- _What is expected_
Set down the material once more, exactly as it appears.

Data extracted from a collection

[BEGIN]

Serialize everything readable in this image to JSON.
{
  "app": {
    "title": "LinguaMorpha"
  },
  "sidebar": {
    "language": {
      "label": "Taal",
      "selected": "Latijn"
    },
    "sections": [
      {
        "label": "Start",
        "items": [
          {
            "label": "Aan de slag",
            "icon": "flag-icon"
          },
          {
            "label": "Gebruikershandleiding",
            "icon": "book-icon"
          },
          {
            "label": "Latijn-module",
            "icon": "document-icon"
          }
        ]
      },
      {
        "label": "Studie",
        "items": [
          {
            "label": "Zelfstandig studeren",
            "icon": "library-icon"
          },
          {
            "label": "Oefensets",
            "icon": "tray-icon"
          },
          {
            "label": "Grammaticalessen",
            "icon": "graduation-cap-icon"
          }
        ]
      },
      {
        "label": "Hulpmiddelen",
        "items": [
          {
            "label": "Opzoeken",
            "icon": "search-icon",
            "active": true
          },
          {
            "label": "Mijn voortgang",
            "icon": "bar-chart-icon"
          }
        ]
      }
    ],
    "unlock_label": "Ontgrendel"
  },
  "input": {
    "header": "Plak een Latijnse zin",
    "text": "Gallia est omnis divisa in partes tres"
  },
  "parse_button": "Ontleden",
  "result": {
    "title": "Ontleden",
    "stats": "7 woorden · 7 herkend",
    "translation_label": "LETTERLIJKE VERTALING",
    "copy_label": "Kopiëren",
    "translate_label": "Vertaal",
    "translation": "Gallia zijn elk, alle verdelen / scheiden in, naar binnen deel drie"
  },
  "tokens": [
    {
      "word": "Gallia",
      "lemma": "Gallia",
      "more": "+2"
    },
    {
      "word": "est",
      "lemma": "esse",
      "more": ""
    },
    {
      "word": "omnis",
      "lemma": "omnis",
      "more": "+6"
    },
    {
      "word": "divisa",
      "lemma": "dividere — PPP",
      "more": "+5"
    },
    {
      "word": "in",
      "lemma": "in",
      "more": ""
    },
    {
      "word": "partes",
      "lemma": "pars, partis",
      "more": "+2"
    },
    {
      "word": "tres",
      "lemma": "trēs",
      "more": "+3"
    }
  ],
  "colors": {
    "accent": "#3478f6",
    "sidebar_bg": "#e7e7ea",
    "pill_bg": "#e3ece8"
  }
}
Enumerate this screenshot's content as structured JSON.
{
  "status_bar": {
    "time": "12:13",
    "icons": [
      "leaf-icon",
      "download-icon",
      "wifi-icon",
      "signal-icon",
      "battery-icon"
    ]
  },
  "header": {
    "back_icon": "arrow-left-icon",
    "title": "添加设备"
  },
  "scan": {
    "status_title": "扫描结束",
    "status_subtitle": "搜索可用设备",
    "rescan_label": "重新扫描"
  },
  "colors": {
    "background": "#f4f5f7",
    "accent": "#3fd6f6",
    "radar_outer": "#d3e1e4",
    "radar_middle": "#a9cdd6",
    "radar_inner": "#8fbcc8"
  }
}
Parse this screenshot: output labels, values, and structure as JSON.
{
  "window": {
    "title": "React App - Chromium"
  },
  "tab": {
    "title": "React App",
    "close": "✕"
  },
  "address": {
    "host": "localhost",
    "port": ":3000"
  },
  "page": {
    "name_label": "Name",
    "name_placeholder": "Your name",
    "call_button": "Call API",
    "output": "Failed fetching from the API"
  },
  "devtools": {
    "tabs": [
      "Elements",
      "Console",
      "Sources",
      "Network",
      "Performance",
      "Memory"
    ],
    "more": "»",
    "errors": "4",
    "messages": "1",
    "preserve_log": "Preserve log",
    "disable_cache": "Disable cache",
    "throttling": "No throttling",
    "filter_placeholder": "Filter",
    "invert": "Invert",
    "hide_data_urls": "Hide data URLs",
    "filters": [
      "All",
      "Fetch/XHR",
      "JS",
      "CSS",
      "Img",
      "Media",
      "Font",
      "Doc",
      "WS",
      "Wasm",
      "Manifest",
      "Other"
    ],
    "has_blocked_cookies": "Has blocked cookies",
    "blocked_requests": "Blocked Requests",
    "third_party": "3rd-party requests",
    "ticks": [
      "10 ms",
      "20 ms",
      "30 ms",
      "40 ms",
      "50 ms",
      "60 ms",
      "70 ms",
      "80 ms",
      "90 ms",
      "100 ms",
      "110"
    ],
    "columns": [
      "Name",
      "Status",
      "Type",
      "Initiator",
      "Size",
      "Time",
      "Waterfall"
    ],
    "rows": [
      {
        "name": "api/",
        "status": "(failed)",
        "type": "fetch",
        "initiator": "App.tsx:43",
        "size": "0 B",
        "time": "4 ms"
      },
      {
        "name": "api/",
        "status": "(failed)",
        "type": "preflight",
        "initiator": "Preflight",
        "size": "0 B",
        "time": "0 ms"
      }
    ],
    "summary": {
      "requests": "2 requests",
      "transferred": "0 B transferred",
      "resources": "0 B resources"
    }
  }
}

[END]

- _Exercise response_
Serialize everything readable in this image to JSON.
{
  "app": {
    "title": "LinguaMorpha"
  },
  "sidebar": {
    "language": {
      "label": "Taal",
      "selected": "Latijn"
    },
    "sections": [
      {
        "label": "Start",
        "items": [
          {
            "label": "Aan de slag",
            "icon": "flag-icon"
          },
          {
            "label": "Gebruikershandleiding",
            "icon": "book-icon"
          },
          {
            "label": "Latijn-module",
            "icon": "document-icon"
          }
        ]
      },
      {
        "label": "Studie",
        "items": [
          {
            "label": "Zelfstandig studeren",
            "icon": "library-icon"
          },
          {
            "label": "Oefensets",
            "icon": "tray-icon"
          },
          {
            "label": "Grammaticalessen",
            "icon": "graduation-cap-icon"
          }
        ]
      },
      {
        "label": "Hulpmiddelen",
        "items": [
          {
            "label": "Opzoeken",
            "icon": "search-icon",
            "active": true
          },
          {
            "label": "Mijn voortgang",
            "icon": "bar-chart-icon"
          }
        ]
      }
    ],
    "unlock_label": "Ontgrendel"
  },
  "input": {
    "header": "Plak een Latijnse zin",
    "text": "Gallia est omnis divisa in partes tres"
  },
  "parse_button": "Ontleden",
  "result": {
    "title": "Ontleden",
    "stats": "7 woorden · 7 herkend",
    "translation_label": "LETTERLIJKE VERTALING",
    "copy_label": "Kopiëren",
    "translate_label": "Vertaal",
    "translation": "Gallia zijn elk, alle verdelen / scheiden in, naar binnen deel drie"
  },
  "tokens": [
    {
      "word": "Gallia",
      "lemma": "Gallia",
      "more": "+2"
    },
    {
      "word": "est",
      "lemma": "esse",
      "more": ""
    },
    {
      "word": "omnis",
      "lemma": "omnis",
      "more": "+6"
    },
    {
      "word": "divisa",
      "lemma": "dividere — PPP",
      "more": "+5"
    },
    {
      "word": "in",
      "lemma": "in",
      "more": ""
    },
    {
      "word": "partes",
      "lemma": "pars, partis",
      "more": "+2"
    },
    {
      "word": "tres",
      "lemma": "trēs",
      "more": "+3"
    }
  ],
  "colors": {
    "accent": "#3478f6",
    "sidebar_bg": "#e7e7ea",
    "pill_bg": "#e3ece8"
  }
}
Enumerate this screenshot's content as structured JSON.
{
  "status_bar": {
    "time": "12:13",
    "icons": [
      "leaf-icon",
      "download-icon",
      "wifi-icon",
      "signal-icon",
      "battery-icon"
    ]
  },
  "header": {
    "back_icon": "arrow-left-icon",
    "title": "添加设备"
  },
  "scan": {
    "status_title": "扫描结束",
    "status_subtitle": "搜索可用设备",
    "rescan_label": "重新扫描"
  },
  "colors": {
    "background": "#f4f5f7",
    "accent": "#3fd6f6",
    "radar_outer": "#d3e1e4",
    "radar_middle": "#a9cdd6",
    "radar_inner": "#8fbcc8"
  }
}
Parse this screenshot: output labels, values, and structure as JSON.
{
  "window": {
    "title": "React App - Chromium"
  },
  "tab": {
    "title": "React App",
    "close": "✕"
  },
  "address": {
    "host": "localhost",
    "port": ":3000"
  },
  "page": {
    "name_label": "Name",
    "name_placeholder": "Your name",
    "call_button": "Call API",
    "output": "Failed fetching from the API"
  },
  "devtools": {
    "tabs": [
      "Elements",
      "Console",
      "Sources",
      "Network",
      "Performance",
      "Memory"
    ],
    "more": "»",
    "errors": "4",
    "messages": "1",
    "preserve_log": "Preserve log",
    "disable_cache": "Disable cache",
    "throttling": "No throttling",
    "filter_placeholder": "Filter",
    "invert": "Invert",
    "hide_data_urls": "Hide data URLs",
    "filters": [
      "All",
      "Fetch/XHR",
      "JS",
      "CSS",
      "Img",
      "Media",
      "Font",
      "Doc",
      "WS",
      "Wasm",
      "Manifest",
      "Other"
    ],
    "has_blocked_cookies": "Has blocked cookies",
    "blocked_requests": "Blocked Requests",
    "third_party": "3rd-party requests",
    "ticks": [
      "10 ms",
      "20 ms",
      "30 ms",
      "40 ms",
      "50 ms",
      "60 ms",
      "70 ms",
      "80 ms",
      "90 ms",
      "100 ms",
      "110"
    ],
    "columns": [
      "Name",
      "Status",
      "Type",
      "Initiator",
      "Size",
      "Time",
      "Waterfall"
    ],
    "rows": [
      {
        "name": "api/",
        "status": "(failed)",
        "type": "fetch",
        "initiator": "App.tsx:43",
        "size": "0 B",
        "time": "4 ms"
      },
      {
        "name": "api/",
        "status": "(failed)",
        "type": "preflight",
        "initiator": "Preflight",
        "size": "0 B",
        "time": "0 ms"
      }
    ],
    "summary": {
      "requests": "2 requests",
      "transferred": "0 B transferred",
      "resources": "0 B resources"
    }
  }
}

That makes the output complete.